### TASK
Reproduce every one of the following rows word for word, with nothing changed.

** START SOURCE MATERIAL **

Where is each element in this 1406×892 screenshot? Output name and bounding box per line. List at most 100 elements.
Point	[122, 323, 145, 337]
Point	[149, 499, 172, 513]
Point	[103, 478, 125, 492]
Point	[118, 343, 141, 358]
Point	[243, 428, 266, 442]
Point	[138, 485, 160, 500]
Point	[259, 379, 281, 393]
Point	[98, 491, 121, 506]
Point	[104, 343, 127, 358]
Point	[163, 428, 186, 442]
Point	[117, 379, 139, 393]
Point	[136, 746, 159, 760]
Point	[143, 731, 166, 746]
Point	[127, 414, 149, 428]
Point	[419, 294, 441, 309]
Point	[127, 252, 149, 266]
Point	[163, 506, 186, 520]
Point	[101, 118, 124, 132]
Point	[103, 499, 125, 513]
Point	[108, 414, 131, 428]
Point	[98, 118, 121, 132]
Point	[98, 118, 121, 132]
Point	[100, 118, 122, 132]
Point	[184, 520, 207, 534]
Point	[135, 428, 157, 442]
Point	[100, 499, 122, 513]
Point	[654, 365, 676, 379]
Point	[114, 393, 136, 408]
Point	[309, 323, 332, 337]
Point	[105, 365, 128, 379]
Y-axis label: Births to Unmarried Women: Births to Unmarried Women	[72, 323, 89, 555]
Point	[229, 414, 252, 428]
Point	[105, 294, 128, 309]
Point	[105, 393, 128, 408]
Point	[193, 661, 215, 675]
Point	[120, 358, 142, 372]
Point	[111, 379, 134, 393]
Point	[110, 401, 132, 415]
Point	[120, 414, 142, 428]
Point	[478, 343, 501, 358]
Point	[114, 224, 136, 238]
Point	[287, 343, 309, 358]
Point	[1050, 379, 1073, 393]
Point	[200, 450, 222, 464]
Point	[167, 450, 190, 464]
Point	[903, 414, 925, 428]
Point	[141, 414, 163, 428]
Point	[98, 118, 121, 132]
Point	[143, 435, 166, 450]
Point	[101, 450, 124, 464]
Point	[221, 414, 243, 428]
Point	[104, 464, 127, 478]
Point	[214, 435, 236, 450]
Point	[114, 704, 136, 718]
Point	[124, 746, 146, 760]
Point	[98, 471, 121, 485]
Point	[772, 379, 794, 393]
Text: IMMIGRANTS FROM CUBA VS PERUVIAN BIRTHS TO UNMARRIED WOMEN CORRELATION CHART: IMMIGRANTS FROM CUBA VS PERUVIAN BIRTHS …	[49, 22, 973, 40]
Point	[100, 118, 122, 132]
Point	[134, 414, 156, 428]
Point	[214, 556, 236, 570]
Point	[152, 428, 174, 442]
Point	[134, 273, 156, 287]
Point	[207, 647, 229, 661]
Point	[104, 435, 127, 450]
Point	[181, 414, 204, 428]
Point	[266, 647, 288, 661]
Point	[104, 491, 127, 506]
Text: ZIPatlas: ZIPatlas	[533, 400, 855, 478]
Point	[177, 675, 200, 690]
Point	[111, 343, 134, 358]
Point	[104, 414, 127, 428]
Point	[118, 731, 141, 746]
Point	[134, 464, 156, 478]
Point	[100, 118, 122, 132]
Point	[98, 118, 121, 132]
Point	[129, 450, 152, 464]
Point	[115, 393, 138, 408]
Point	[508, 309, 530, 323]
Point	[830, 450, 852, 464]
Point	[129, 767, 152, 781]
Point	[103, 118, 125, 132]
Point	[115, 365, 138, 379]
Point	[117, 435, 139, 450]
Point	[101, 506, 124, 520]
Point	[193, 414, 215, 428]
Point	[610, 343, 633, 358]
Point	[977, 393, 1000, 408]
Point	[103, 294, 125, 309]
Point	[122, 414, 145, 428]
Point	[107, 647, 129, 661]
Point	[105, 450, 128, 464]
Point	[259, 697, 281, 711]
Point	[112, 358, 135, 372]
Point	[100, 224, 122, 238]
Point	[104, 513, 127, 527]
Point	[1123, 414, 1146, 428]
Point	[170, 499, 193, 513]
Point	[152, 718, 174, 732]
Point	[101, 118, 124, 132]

** END SOURCE MATERIAL **

### ANSWER TO THE PROBLEM
Where is each element in this 1406×892 screenshot? Output name and bounding box per line. List at most 100 elements.
Point	[122, 323, 145, 337]
Point	[149, 499, 172, 513]
Point	[103, 478, 125, 492]
Point	[118, 343, 141, 358]
Point	[243, 428, 266, 442]
Point	[138, 485, 160, 500]
Point	[259, 379, 281, 393]
Point	[98, 491, 121, 506]
Point	[104, 343, 127, 358]
Point	[163, 428, 186, 442]
Point	[117, 379, 139, 393]
Point	[136, 746, 159, 760]
Point	[143, 731, 166, 746]
Point	[127, 414, 149, 428]
Point	[419, 294, 441, 309]
Point	[127, 252, 149, 266]
Point	[163, 506, 186, 520]
Point	[101, 118, 124, 132]
Point	[103, 499, 125, 513]
Point	[108, 414, 131, 428]
Point	[98, 118, 121, 132]
Point	[98, 118, 121, 132]
Point	[100, 118, 122, 132]
Point	[184, 520, 207, 534]
Point	[135, 428, 157, 442]
Point	[100, 499, 122, 513]
Point	[654, 365, 676, 379]
Point	[114, 393, 136, 408]
Point	[309, 323, 332, 337]
Point	[105, 365, 128, 379]
Y-axis label: Births to Unmarried Women: Births to Unmarried Women	[72, 323, 89, 555]
Point	[229, 414, 252, 428]
Point	[105, 294, 128, 309]
Point	[105, 393, 128, 408]
Point	[193, 661, 215, 675]
Point	[120, 358, 142, 372]
Point	[111, 379, 134, 393]
Point	[110, 401, 132, 415]
Point	[120, 414, 142, 428]
Point	[478, 343, 501, 358]
Point	[114, 224, 136, 238]
Point	[287, 343, 309, 358]
Point	[1050, 379, 1073, 393]
Point	[200, 450, 222, 464]
Point	[167, 450, 190, 464]
Point	[903, 414, 925, 428]
Point	[141, 414, 163, 428]
Point	[98, 118, 121, 132]
Point	[143, 435, 166, 450]
Point	[101, 450, 124, 464]
Point	[221, 414, 243, 428]
Point	[104, 464, 127, 478]
Point	[214, 435, 236, 450]
Point	[114, 704, 136, 718]
Point	[124, 746, 146, 760]
Point	[98, 471, 121, 485]
Point	[772, 379, 794, 393]
Text: IMMIGRANTS FROM CUBA VS PERUVIAN BIRTHS TO UNMARRIED WOMEN CORRELATION CHART: IMMIGRANTS FROM CUBA VS PERUVIAN BIRTHS …	[49, 22, 973, 40]
Point	[100, 118, 122, 132]
Point	[134, 414, 156, 428]
Point	[214, 556, 236, 570]
Point	[152, 428, 174, 442]
Point	[134, 273, 156, 287]
Point	[207, 647, 229, 661]
Point	[104, 435, 127, 450]
Point	[181, 414, 204, 428]
Point	[266, 647, 288, 661]
Point	[104, 491, 127, 506]
Text: ZIPatlas: ZIPatlas	[533, 400, 855, 478]
Point	[177, 675, 200, 690]
Point	[111, 343, 134, 358]
Point	[104, 414, 127, 428]
Point	[118, 731, 141, 746]
Point	[134, 464, 156, 478]
Point	[100, 118, 122, 132]
Point	[98, 118, 121, 132]
Point	[129, 450, 152, 464]
Point	[115, 393, 138, 408]
Point	[508, 309, 530, 323]
Point	[830, 450, 852, 464]
Point	[129, 767, 152, 781]
Point	[103, 118, 125, 132]
Point	[115, 365, 138, 379]
Point	[117, 435, 139, 450]
Point	[101, 506, 124, 520]
Point	[193, 414, 215, 428]
Point	[610, 343, 633, 358]
Point	[977, 393, 1000, 408]
Point	[103, 294, 125, 309]
Point	[122, 414, 145, 428]
Point	[107, 647, 129, 661]
Point	[105, 450, 128, 464]
Point	[259, 697, 281, 711]
Point	[112, 358, 135, 372]
Point	[100, 224, 122, 238]
Point	[104, 513, 127, 527]
Point	[1123, 414, 1146, 428]
Point	[170, 499, 193, 513]
Point	[152, 718, 174, 732]
Point	[101, 118, 124, 132]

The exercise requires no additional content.